> [YOUR GOAL]
Within the records that follow, find every line containing the string "name". Copy those lines.

=== THE DATA ===

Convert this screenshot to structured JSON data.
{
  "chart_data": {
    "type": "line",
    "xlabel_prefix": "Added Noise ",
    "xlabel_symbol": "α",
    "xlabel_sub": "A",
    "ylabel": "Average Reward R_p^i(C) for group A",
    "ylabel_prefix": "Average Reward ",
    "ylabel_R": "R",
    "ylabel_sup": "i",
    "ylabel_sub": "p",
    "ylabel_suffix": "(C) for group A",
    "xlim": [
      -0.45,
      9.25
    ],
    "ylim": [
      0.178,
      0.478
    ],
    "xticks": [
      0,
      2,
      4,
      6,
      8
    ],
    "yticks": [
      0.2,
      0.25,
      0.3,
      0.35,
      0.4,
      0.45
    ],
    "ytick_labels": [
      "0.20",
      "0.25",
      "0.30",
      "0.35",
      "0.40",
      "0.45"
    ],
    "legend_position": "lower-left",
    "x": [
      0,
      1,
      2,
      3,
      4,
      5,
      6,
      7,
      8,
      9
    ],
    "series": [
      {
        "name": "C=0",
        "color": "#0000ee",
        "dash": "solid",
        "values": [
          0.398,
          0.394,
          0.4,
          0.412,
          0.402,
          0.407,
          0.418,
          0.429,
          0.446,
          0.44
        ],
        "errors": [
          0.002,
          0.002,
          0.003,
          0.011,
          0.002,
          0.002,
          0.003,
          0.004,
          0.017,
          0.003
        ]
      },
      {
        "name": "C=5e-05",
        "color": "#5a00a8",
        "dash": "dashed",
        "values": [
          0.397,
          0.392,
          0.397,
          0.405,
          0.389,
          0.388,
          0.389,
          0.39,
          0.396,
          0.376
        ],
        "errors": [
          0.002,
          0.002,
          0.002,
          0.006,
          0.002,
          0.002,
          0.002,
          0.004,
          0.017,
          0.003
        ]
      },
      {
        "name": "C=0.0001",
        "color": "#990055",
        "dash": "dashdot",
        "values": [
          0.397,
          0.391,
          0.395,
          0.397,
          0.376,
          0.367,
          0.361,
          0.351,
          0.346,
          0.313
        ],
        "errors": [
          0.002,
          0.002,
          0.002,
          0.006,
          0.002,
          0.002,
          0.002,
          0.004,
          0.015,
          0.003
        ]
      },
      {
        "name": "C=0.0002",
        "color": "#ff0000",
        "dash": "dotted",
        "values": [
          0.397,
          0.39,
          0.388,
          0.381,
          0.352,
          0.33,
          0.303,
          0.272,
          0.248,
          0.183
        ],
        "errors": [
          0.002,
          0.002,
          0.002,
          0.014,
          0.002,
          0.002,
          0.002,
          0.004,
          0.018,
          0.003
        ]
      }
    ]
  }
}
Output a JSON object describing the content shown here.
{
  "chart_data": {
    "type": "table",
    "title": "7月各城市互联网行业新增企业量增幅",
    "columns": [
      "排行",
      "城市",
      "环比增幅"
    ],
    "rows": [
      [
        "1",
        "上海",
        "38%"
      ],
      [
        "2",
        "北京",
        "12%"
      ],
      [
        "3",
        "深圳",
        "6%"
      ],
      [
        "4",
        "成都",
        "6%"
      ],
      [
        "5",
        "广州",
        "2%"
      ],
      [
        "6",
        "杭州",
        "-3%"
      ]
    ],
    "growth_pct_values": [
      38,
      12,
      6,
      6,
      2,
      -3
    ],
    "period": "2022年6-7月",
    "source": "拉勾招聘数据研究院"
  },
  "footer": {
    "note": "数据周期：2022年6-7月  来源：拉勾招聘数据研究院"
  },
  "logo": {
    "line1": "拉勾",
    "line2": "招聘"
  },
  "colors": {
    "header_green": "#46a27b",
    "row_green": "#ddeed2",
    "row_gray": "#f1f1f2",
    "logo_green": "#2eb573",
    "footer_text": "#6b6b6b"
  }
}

===

> [RESPONSE TO THIS TASK]
        "name": "C=0",
        "name": "C=5e-05",
        "name": "C=0.0001",
        "name": "C=0.0002",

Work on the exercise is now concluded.